- What you have to do -
Copy every item below word for word, and leave out the pictures.

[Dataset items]
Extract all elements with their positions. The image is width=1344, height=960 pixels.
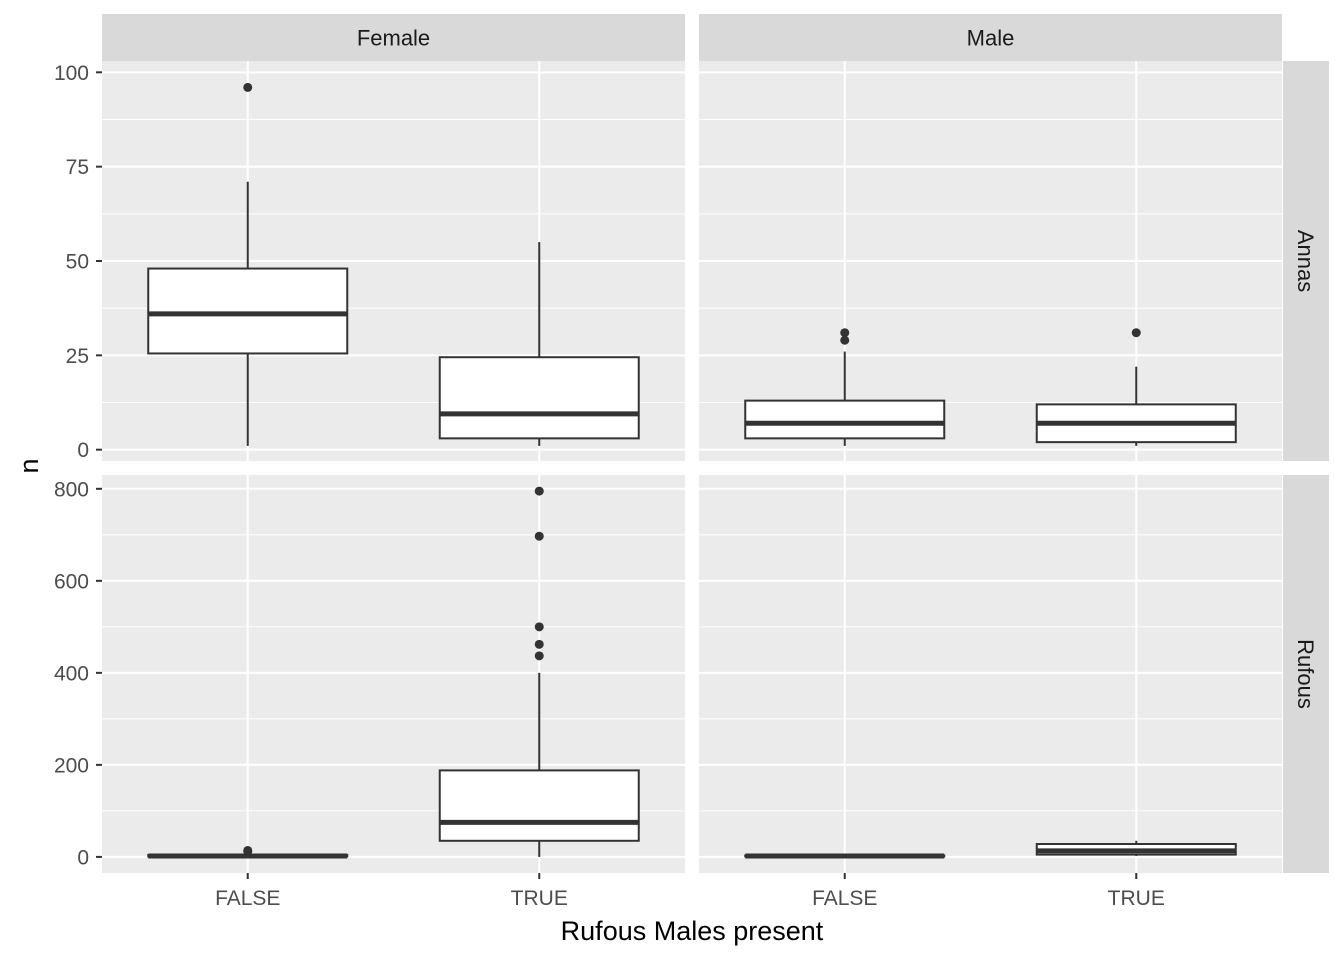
box-false — [147, 845, 349, 859]
panel-rufous-female — [102, 475, 685, 873]
strip-rufous-background — [1283, 475, 1329, 873]
x-tick-label: TRUE — [1108, 887, 1165, 910]
box-iqr — [438, 769, 640, 842]
outlier-point — [243, 82, 253, 92]
x-tick-label: FALSE — [812, 887, 877, 910]
y-tick-label: 800 — [54, 478, 89, 501]
y-tick-label: 100 — [54, 62, 89, 85]
y-tick-label: 200 — [54, 754, 89, 777]
outlier-point — [534, 622, 544, 632]
outlier-point — [1131, 328, 1141, 338]
y-tick-label: 0 — [77, 846, 89, 869]
y-tick-label: 50 — [66, 251, 89, 274]
strip-male-background — [699, 14, 1282, 61]
x-tick-label: FALSE — [215, 887, 280, 910]
box-true — [1035, 840, 1237, 856]
outlier-point — [840, 335, 850, 345]
box-iqr — [147, 267, 349, 355]
box-true — [438, 486, 640, 857]
outlier-point — [243, 845, 253, 855]
outlier-point — [534, 531, 544, 541]
y-tick-label: 600 — [54, 570, 89, 593]
box-iqr — [744, 399, 946, 440]
box-true — [1035, 328, 1237, 446]
box-true — [438, 242, 640, 446]
strip-label-female: Female — [357, 26, 430, 51]
box-iqr — [438, 356, 640, 440]
strip-label-annas: Annas — [1293, 230, 1318, 292]
outlier-point — [534, 486, 544, 496]
strip-annas-background — [1283, 61, 1329, 461]
box-false — [744, 853, 946, 859]
strip-label-rufous: Rufous — [1293, 639, 1318, 709]
y-tick-label: 25 — [66, 345, 89, 368]
box-false — [744, 328, 946, 446]
outlier-point — [840, 328, 850, 338]
panel-annas-male — [699, 61, 1282, 461]
strip-label-male: Male — [967, 26, 1015, 51]
y-tick-label: 400 — [54, 662, 89, 685]
box-false — [147, 82, 349, 446]
x-tick-label: TRUE — [511, 887, 568, 910]
outlier-point — [534, 651, 544, 661]
y-tick-label: 75 — [66, 156, 89, 179]
x-axis-title: Rufous Males present — [561, 916, 824, 946]
y-tick-label: 0 — [77, 439, 89, 462]
y-axis-title: n — [14, 458, 44, 473]
panel-annas-female — [102, 61, 685, 461]
panel-rufous-male — [699, 475, 1282, 873]
outlier-point — [534, 639, 544, 649]
panels-layer: Female Male Annas Rufous 0 25 50 75 100 0 200 400 60… — [54, 14, 1329, 910]
panel-background — [699, 475, 1282, 873]
strip-female-background — [102, 14, 685, 61]
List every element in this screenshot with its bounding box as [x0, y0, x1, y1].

- Result of this exercise -
Extract all elements with their positions. The image is width=1344, height=960 pixels.
box-false — [147, 845, 349, 859]
panel-rufous-female — [102, 475, 685, 873]
strip-rufous-background — [1283, 475, 1329, 873]
x-tick-label: TRUE — [1108, 887, 1165, 910]
box-iqr — [438, 769, 640, 842]
outlier-point — [243, 82, 253, 92]
x-tick-label: FALSE — [812, 887, 877, 910]
y-tick-label: 800 — [54, 478, 89, 501]
y-tick-label: 100 — [54, 62, 89, 85]
y-tick-label: 200 — [54, 754, 89, 777]
outlier-point — [534, 622, 544, 632]
outlier-point — [1131, 328, 1141, 338]
y-tick-label: 0 — [77, 846, 89, 869]
y-tick-label: 50 — [66, 251, 89, 274]
strip-male-background — [699, 14, 1282, 61]
x-tick-label: FALSE — [215, 887, 280, 910]
box-true — [1035, 840, 1237, 856]
outlier-point — [840, 335, 850, 345]
box-iqr — [147, 267, 349, 355]
box-true — [438, 486, 640, 857]
outlier-point — [243, 845, 253, 855]
outlier-point — [534, 531, 544, 541]
y-tick-label: 600 — [54, 570, 89, 593]
box-iqr — [744, 399, 946, 440]
box-true — [1035, 328, 1237, 446]
box-true — [438, 242, 640, 446]
strip-label-female: Female — [357, 26, 430, 51]
box-iqr — [438, 356, 640, 440]
strip-label-annas: Annas — [1293, 230, 1318, 292]
outlier-point — [534, 486, 544, 496]
strip-annas-background — [1283, 61, 1329, 461]
box-false — [744, 853, 946, 859]
strip-label-rufous: Rufous — [1293, 639, 1318, 709]
y-tick-label: 25 — [66, 345, 89, 368]
box-false — [744, 328, 946, 446]
outlier-point — [840, 328, 850, 338]
panel-annas-male — [699, 61, 1282, 461]
strip-label-male: Male — [967, 26, 1015, 51]
y-tick-label: 400 — [54, 662, 89, 685]
box-false — [147, 82, 349, 446]
x-tick-label: TRUE — [511, 887, 568, 910]
outlier-point — [534, 651, 544, 661]
y-tick-label: 75 — [66, 156, 89, 179]
x-axis-title: Rufous Males present — [561, 916, 824, 946]
y-tick-label: 0 — [77, 439, 89, 462]
y-axis-title: n — [14, 458, 44, 473]
panel-annas-female — [102, 61, 685, 461]
panel-rufous-male — [699, 475, 1282, 873]
outlier-point — [534, 639, 544, 649]
panels-layer: Female Male Annas Rufous 0 25 50 75 100 0 200 400 60… — [54, 14, 1329, 910]
panel-background — [699, 475, 1282, 873]
strip-female-background — [102, 14, 685, 61]
List every element in this screenshot with its bounding box as [x0, y0, x1, y1].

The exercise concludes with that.